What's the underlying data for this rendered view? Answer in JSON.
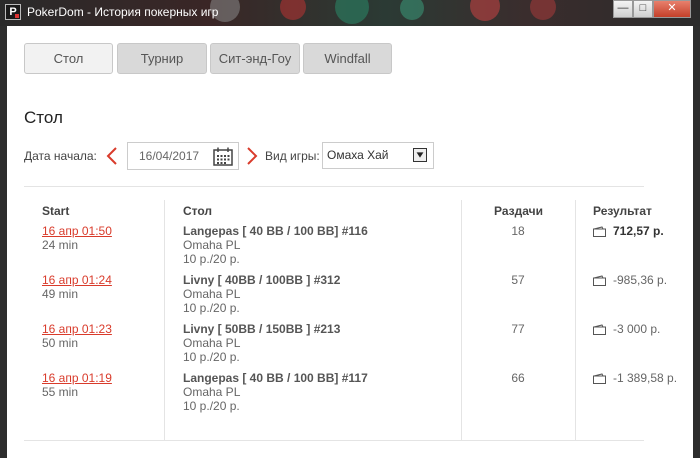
{
  "window": {
    "title": "PokerDom - История покерных игр",
    "icon_letter": "P",
    "controls": [
      "—",
      "□",
      "✕"
    ]
  },
  "tabs": [
    {
      "label": "Стол",
      "active": true
    },
    {
      "label": "Турнир",
      "active": false
    },
    {
      "label": "Сит-энд-Гоу",
      "active": false
    },
    {
      "label": "Windfall",
      "active": false
    }
  ],
  "section": {
    "title": "Стол"
  },
  "filters": {
    "start_date_label": "Дата начала:",
    "start_date_value": "16/04/2017",
    "game_type_label": "Вид игры:",
    "game_type_value": "Омаха Хай"
  },
  "table": {
    "headers": {
      "start": "Start",
      "table": "Стол",
      "hands": "Раздачи",
      "result": "Результат"
    },
    "rows": [
      {
        "start": "16 апр 01:50",
        "duration": "24 min",
        "name": "Langepas [ 40 BB / 100 BB] #116",
        "game": "Omaha PL",
        "stakes": "10 р./20 р.",
        "hands": "18",
        "result": "712,57 р.",
        "win": true
      },
      {
        "start": "16 апр 01:24",
        "duration": "49 min",
        "name": "Livny [ 40BB / 100BB ] #312",
        "game": "Omaha PL",
        "stakes": "10 р./20 р.",
        "hands": "57",
        "result": "-985,36 р.",
        "win": false
      },
      {
        "start": "16 апр 01:23",
        "duration": "50 min",
        "name": "Livny [ 50BB / 150BB ] #213",
        "game": "Omaha PL",
        "stakes": "10 р./20 р.",
        "hands": "77",
        "result": "-3 000 р.",
        "win": false
      },
      {
        "start": "16 апр 01:19",
        "duration": "55 min",
        "name": "Langepas [ 40 BB / 100 BB] #117",
        "game": "Omaha PL",
        "stakes": "10 р./20 р.",
        "hands": "66",
        "result": "-1 389,58 р.",
        "win": false
      }
    ]
  },
  "colors": {
    "accent_red": "#d93b2b",
    "tab_bg": "#d9d9d9"
  }
}
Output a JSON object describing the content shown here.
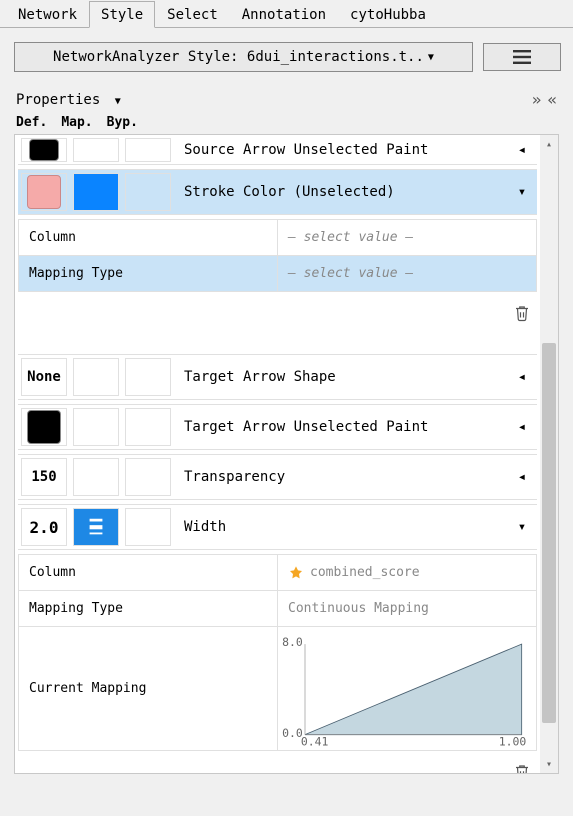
{
  "tabs": {
    "network": "Network",
    "style": "Style",
    "select": "Select",
    "annotation": "Annotation",
    "cytohubba": "cytoHubba"
  },
  "styleSelector": "NetworkAnalyzer Style: 6dui_interactions.t..",
  "panel": {
    "title": "Properties",
    "col_def": "Def.",
    "col_map": "Map.",
    "col_byp": "Byp."
  },
  "rows": {
    "r0": "Source Arrow Unselected Paint",
    "r1": "Stroke Color (Unselected)",
    "r2": "Target Arrow Shape",
    "r2def": "None",
    "r3": "Target Arrow Unselected Paint",
    "r4": "Transparency",
    "r4def": "150",
    "r5": "Width",
    "r5def": "2.0"
  },
  "mapping": {
    "column": "Column",
    "type": "Mapping Type",
    "selval": "— select value —",
    "combined": "combined_score",
    "continuous": "Continuous Mapping",
    "current": "Current Mapping"
  },
  "chart_data": {
    "type": "line",
    "x": [
      0.41,
      1.0
    ],
    "values": [
      0.0,
      8.0
    ],
    "xlabel": "",
    "ylabel": "",
    "title": "",
    "xlim": [
      0.41,
      1.0
    ],
    "ylim": [
      0.0,
      8.0
    ],
    "xticks": [
      "0.41",
      "1.00"
    ],
    "yticks": [
      "0.0",
      "8.0"
    ]
  }
}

============================================================

:: TASK STATEMENT ::
Return all the entries word for word, but omit any pictures they contain.

:: ANSWER TO THIS PROBLEM ::
What's the underlying data for this rendered view? Answer in JSON.
{
  "window": {
    "title": "PokerDom - История покерных игр",
    "icon_letter": "P",
    "controls": [
      "—",
      "□",
      "✕"
    ]
  },
  "tabs": [
    {
      "label": "Стол",
      "active": true
    },
    {
      "label": "Турнир",
      "active": false
    },
    {
      "label": "Сит-энд-Гоу",
      "active": false
    },
    {
      "label": "Windfall",
      "active": false
    }
  ],
  "section": {
    "title": "Стол"
  },
  "filters": {
    "start_date_label": "Дата начала:",
    "start_date_value": "16/04/2017",
    "game_type_label": "Вид игры:",
    "game_type_value": "Омаха Хай"
  },
  "table": {
    "headers": {
      "start": "Start",
      "table": "Стол",
      "hands": "Раздачи",
      "result": "Результат"
    },
    "rows": [
      {
        "start": "16 апр 01:50",
        "duration": "24 min",
        "name": "Langepas [ 40 BB / 100 BB] #116",
        "game": "Omaha PL",
        "stakes": "10 р./20 р.",
        "hands": "18",
        "result": "712,57 р.",
        "win": true
      },
      {
        "start": "16 апр 01:24",
        "duration": "49 min",
        "name": "Livny [ 40BB / 100BB ] #312",
        "game": "Omaha PL",
        "stakes": "10 р./20 р.",
        "hands": "57",
        "result": "-985,36 р.",
        "win": false
      },
      {
        "start": "16 апр 01:23",
        "duration": "50 min",
        "name": "Livny [ 50BB / 150BB ] #213",
        "game": "Omaha PL",
        "stakes": "10 р./20 р.",
        "hands": "77",
        "result": "-3 000 р.",
        "win": false
      },
      {
        "start": "16 апр 01:19",
        "duration": "55 min",
        "name": "Langepas [ 40 BB / 100 BB] #117",
        "game": "Omaha PL",
        "stakes": "10 р./20 р.",
        "hands": "66",
        "result": "-1 389,58 р.",
        "win": false
      }
    ]
  },
  "colors": {
    "accent_red": "#d93b2b",
    "tab_bg": "#d9d9d9"
  }
}
Output a JSON object describing the content shown here.
{
  "tabs": {
    "network": "Network",
    "style": "Style",
    "select": "Select",
    "annotation": "Annotation",
    "cytohubba": "cytoHubba"
  },
  "styleSelector": "NetworkAnalyzer Style: 6dui_interactions.t..",
  "panel": {
    "title": "Properties",
    "col_def": "Def.",
    "col_map": "Map.",
    "col_byp": "Byp."
  },
  "rows": {
    "r0": "Source Arrow Unselected Paint",
    "r1": "Stroke Color (Unselected)",
    "r2": "Target Arrow Shape",
    "r2def": "None",
    "r3": "Target Arrow Unselected Paint",
    "r4": "Transparency",
    "r4def": "150",
    "r5": "Width",
    "r5def": "2.0"
  },
  "mapping": {
    "column": "Column",
    "type": "Mapping Type",
    "selval": "— select value —",
    "combined": "combined_score",
    "continuous": "Continuous Mapping",
    "current": "Current Mapping"
  },
  "chart_data": {
    "type": "line",
    "x": [
      0.41,
      1.0
    ],
    "values": [
      0.0,
      8.0
    ],
    "xlabel": "",
    "ylabel": "",
    "title": "",
    "xlim": [
      0.41,
      1.0
    ],
    "ylim": [
      0.0,
      8.0
    ],
    "xticks": [
      "0.41",
      "1.00"
    ],
    "yticks": [
      "0.0",
      "8.0"
    ]
  }
}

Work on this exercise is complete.